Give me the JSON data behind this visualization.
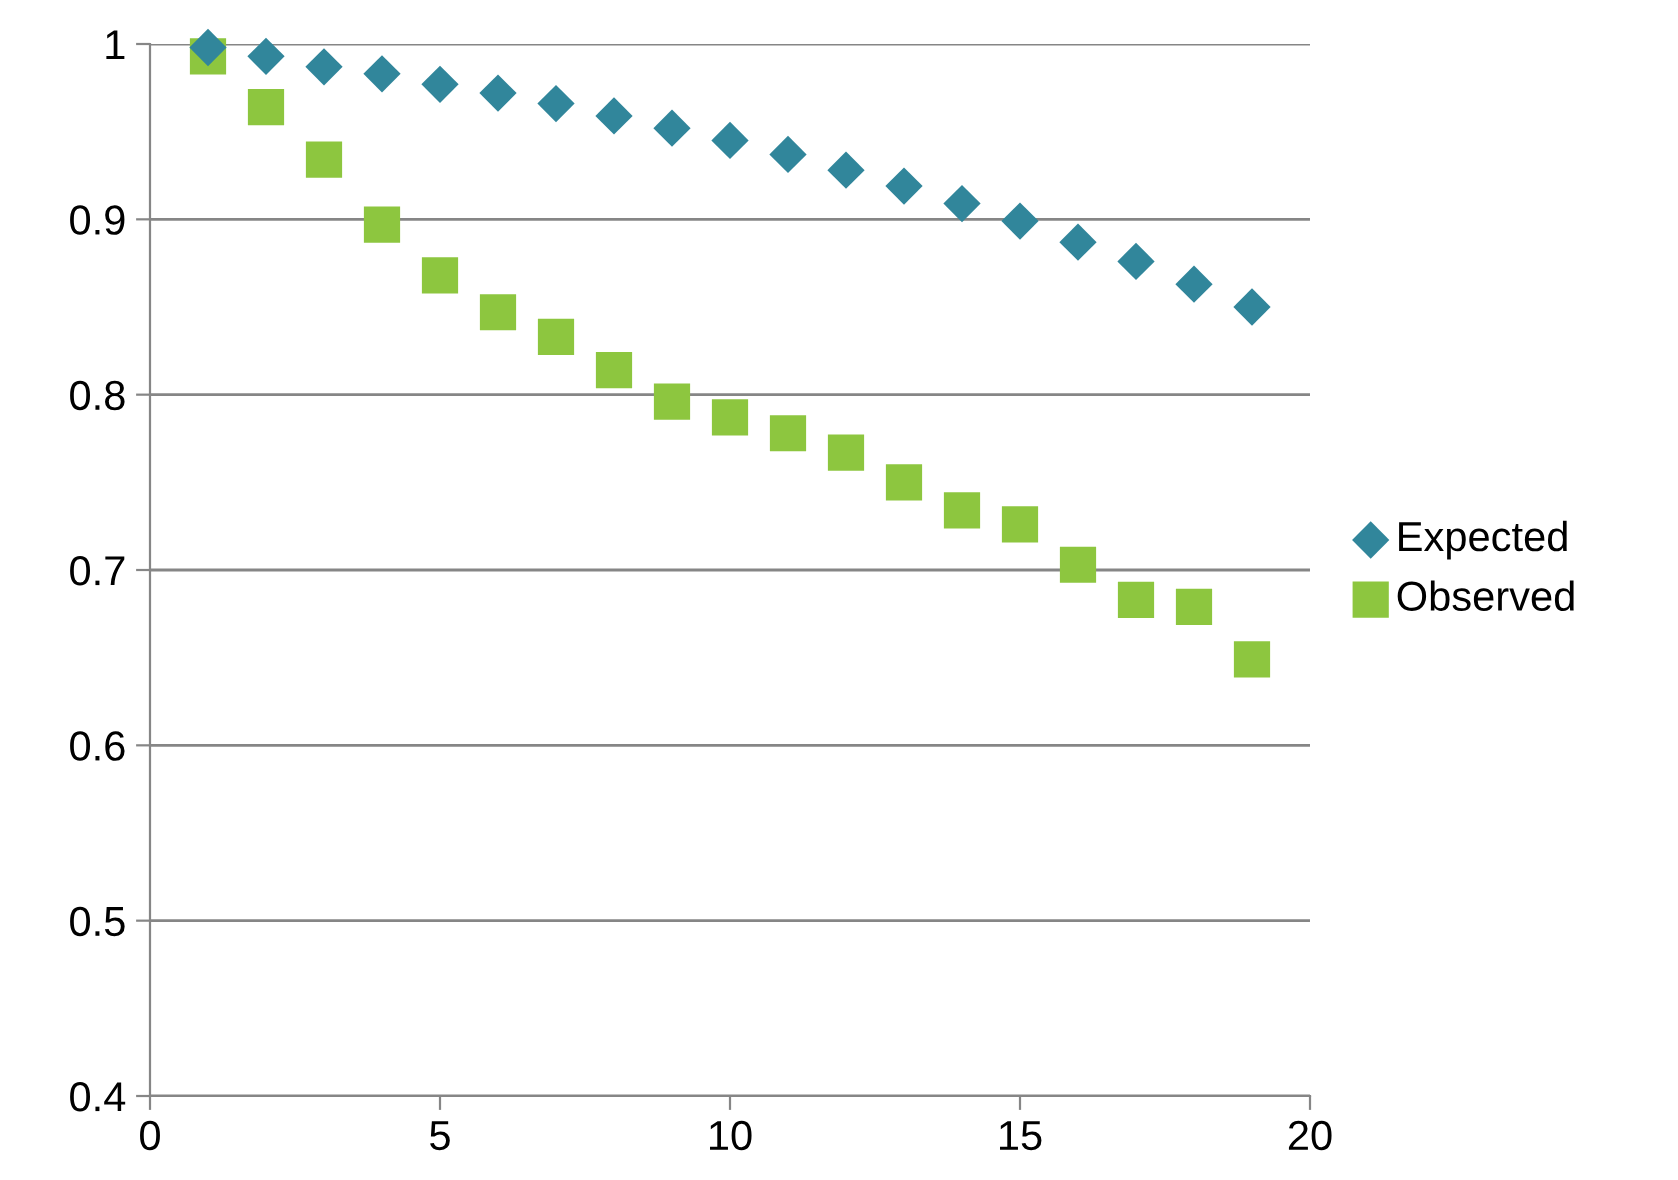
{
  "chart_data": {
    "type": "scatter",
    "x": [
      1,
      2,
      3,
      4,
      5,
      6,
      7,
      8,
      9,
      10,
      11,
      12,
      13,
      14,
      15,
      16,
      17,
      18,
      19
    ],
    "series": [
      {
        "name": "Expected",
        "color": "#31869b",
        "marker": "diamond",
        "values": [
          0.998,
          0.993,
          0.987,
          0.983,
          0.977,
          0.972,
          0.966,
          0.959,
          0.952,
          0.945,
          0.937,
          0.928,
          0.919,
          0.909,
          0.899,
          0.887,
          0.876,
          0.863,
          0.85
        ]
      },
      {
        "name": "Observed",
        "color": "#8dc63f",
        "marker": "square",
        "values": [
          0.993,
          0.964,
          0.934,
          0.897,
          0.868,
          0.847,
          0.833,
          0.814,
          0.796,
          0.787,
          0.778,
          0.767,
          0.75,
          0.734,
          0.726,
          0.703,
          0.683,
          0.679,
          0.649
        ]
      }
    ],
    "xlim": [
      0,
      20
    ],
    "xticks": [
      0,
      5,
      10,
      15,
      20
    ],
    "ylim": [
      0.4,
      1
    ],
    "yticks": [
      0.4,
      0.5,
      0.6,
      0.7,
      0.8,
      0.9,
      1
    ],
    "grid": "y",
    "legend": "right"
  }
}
--
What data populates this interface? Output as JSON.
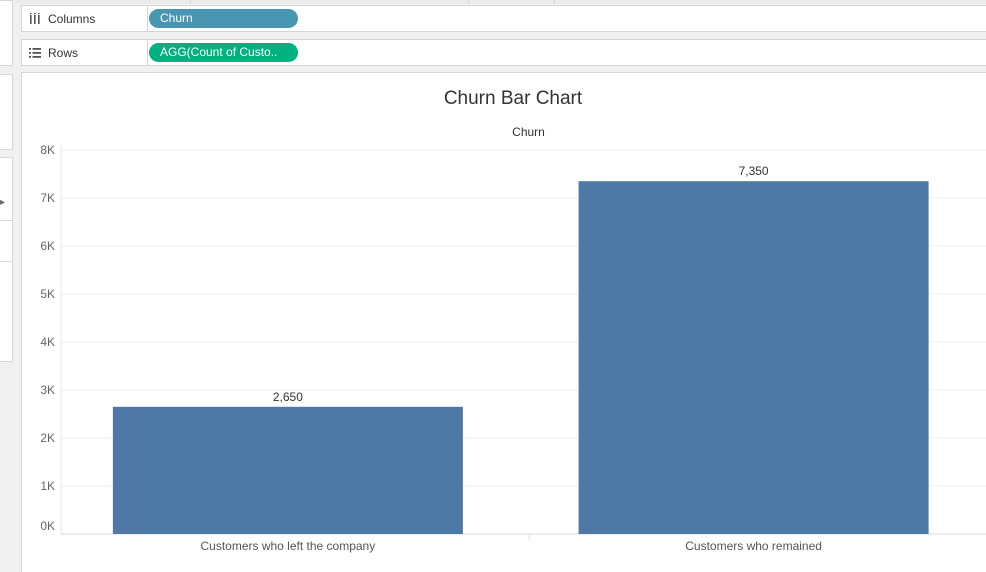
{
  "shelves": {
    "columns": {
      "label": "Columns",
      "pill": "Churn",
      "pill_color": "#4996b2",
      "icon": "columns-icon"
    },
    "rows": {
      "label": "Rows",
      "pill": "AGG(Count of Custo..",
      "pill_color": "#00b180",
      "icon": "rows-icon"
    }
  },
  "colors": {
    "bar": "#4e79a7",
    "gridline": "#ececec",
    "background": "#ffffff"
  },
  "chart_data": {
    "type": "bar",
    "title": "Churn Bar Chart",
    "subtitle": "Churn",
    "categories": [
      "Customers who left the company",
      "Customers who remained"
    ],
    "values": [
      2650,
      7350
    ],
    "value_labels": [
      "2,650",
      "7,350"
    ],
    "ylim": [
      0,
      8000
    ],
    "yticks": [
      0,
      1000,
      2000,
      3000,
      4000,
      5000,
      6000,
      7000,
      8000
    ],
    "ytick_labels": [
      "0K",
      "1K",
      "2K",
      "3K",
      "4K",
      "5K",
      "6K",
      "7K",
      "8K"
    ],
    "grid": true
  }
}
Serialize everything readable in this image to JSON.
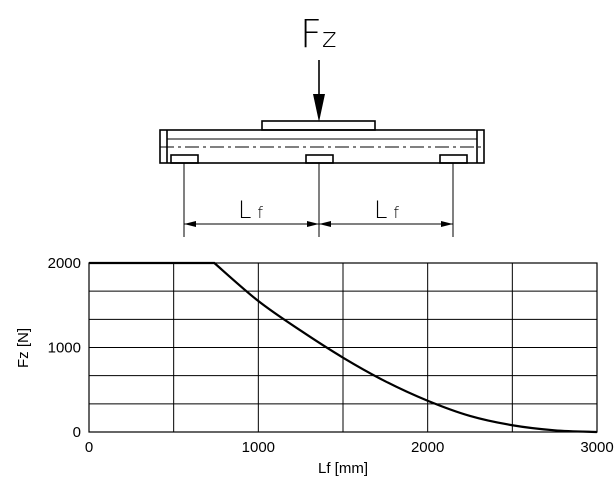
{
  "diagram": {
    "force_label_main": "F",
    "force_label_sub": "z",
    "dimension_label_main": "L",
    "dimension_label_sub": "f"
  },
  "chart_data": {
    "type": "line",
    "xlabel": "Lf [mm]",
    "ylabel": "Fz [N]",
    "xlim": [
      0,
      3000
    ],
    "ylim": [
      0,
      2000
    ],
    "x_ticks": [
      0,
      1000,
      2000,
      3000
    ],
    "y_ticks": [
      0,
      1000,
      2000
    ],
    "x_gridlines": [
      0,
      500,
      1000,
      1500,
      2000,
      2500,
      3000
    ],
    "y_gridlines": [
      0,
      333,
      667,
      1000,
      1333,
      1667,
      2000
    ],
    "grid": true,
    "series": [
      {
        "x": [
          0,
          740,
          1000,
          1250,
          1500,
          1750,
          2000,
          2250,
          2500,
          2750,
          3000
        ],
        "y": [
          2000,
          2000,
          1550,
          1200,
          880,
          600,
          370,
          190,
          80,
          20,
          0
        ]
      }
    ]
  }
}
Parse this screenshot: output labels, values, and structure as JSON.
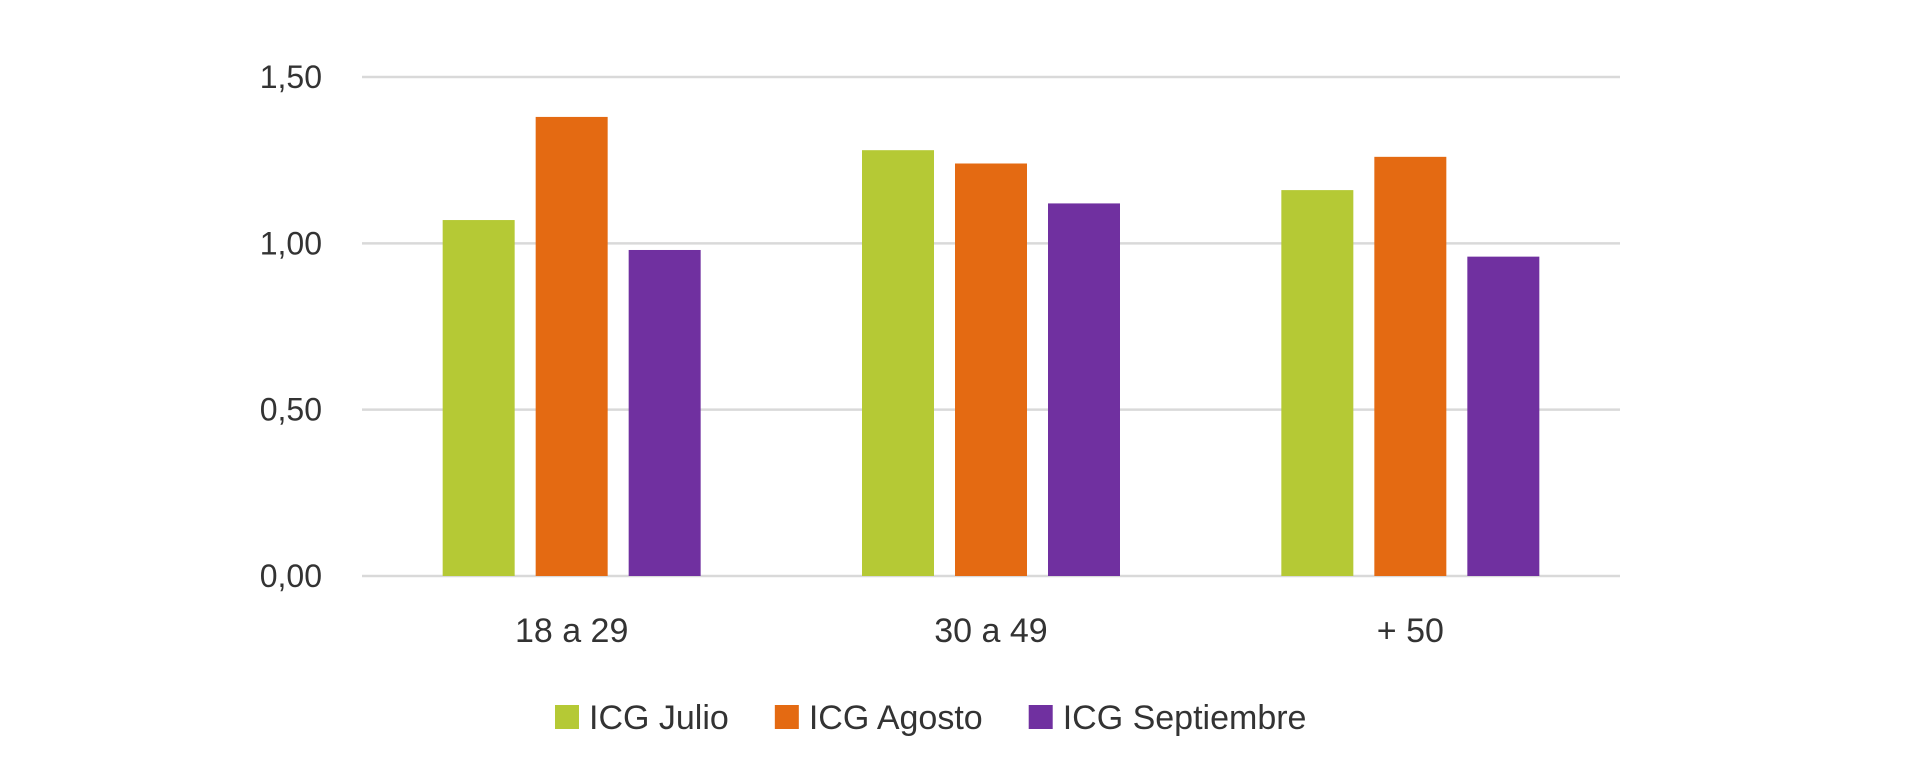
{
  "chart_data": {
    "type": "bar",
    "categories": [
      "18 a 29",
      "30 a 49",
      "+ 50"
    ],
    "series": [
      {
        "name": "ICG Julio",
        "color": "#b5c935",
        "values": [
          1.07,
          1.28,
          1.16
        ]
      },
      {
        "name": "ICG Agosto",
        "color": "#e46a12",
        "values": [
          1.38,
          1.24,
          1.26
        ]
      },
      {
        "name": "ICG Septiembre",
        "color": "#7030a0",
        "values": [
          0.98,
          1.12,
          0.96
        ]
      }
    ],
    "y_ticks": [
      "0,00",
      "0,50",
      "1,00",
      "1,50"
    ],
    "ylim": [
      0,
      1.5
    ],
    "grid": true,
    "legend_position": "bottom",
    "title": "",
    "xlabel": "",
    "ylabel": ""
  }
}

▶ [CHALLENGE]
Show every line where the string "this" appears.

▶ [WRITTEN ANSWER]
Give me the JSON data behind this visualization.
What data populates this interface? Output as JSON.
Serialize everything readable in this image to JSON.
Parse this screenshot: output labels, values, and structure as JSON.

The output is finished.